**WRITTEN PROBLEM**
Scan the listing and work out how many lines contain the word "CORRESPONDING". Nothing but the number should be given.

(Figure record listings)
◇ ◇ ◇
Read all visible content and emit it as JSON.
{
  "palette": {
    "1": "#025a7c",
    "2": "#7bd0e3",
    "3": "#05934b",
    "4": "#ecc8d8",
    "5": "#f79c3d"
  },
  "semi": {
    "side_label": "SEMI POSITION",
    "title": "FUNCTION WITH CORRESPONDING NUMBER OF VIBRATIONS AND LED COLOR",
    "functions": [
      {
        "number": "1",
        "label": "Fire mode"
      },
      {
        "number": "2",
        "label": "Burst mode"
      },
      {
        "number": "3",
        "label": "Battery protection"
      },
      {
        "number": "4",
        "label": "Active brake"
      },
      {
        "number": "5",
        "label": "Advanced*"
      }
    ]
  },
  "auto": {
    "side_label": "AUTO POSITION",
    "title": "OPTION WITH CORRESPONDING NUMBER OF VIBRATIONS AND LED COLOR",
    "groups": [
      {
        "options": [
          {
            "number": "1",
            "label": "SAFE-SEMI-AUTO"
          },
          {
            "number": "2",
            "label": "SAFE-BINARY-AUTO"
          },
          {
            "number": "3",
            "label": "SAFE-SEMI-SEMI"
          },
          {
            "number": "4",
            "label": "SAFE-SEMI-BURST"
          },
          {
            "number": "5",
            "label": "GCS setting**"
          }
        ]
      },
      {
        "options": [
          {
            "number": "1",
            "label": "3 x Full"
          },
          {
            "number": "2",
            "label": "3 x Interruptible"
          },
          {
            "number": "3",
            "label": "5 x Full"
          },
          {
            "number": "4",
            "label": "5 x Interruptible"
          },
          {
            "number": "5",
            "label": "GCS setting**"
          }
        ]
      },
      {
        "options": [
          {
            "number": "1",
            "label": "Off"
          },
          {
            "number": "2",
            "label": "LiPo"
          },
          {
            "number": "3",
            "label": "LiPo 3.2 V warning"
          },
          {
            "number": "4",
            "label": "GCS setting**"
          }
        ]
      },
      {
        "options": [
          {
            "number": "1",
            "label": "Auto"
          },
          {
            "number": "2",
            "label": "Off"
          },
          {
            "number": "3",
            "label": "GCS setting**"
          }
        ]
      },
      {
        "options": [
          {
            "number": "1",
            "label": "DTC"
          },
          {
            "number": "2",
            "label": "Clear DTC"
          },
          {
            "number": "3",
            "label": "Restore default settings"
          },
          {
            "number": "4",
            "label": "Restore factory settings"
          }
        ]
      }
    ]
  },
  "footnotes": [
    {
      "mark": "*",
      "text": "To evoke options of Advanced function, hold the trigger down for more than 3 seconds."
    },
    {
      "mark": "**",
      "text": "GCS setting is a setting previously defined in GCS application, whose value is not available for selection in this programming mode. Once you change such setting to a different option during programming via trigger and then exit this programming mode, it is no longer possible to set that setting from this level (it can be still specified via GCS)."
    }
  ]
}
◇ ◇ ◇
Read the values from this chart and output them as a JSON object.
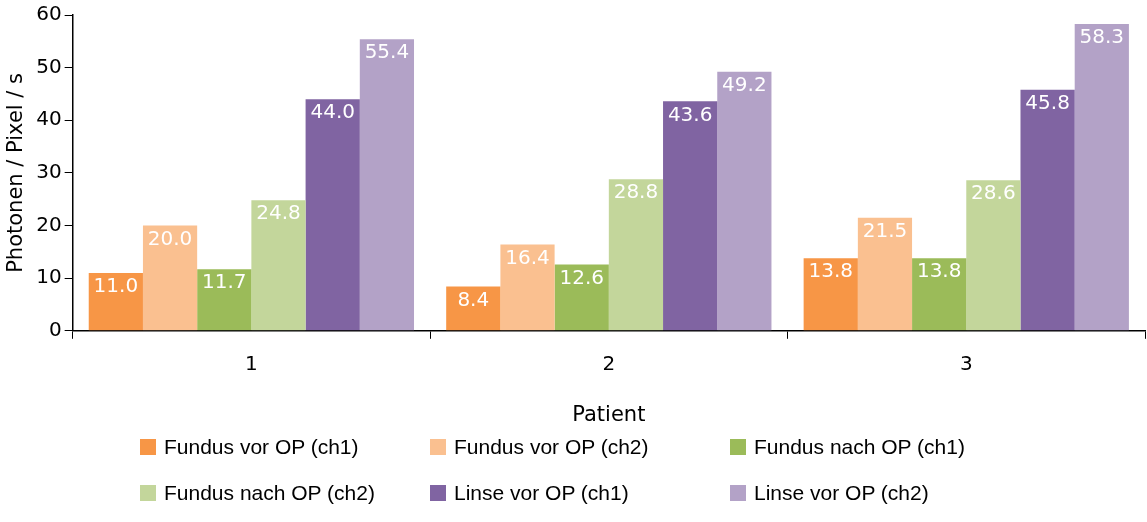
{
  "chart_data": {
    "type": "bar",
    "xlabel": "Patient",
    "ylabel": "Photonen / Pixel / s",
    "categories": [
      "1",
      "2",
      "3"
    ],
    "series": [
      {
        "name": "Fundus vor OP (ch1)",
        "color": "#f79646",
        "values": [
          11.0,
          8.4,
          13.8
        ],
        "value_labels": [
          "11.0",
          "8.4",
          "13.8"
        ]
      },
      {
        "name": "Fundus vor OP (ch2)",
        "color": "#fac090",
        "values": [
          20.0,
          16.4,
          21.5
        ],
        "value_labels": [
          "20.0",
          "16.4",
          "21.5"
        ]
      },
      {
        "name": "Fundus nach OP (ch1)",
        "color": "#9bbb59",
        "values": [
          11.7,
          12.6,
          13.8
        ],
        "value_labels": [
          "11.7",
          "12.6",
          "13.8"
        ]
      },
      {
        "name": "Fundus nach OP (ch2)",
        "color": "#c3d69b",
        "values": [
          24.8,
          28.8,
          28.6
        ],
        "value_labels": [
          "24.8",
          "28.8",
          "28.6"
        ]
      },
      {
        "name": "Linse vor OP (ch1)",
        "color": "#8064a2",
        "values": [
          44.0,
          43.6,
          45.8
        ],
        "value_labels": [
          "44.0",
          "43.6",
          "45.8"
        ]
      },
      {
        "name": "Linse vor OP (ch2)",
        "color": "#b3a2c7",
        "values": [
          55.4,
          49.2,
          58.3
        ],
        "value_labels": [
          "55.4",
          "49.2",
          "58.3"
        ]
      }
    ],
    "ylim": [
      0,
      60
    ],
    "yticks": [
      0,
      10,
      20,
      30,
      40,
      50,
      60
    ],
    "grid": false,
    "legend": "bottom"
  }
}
◇ ◇ ◇
**ANSWER TO THE EXERCISE**
2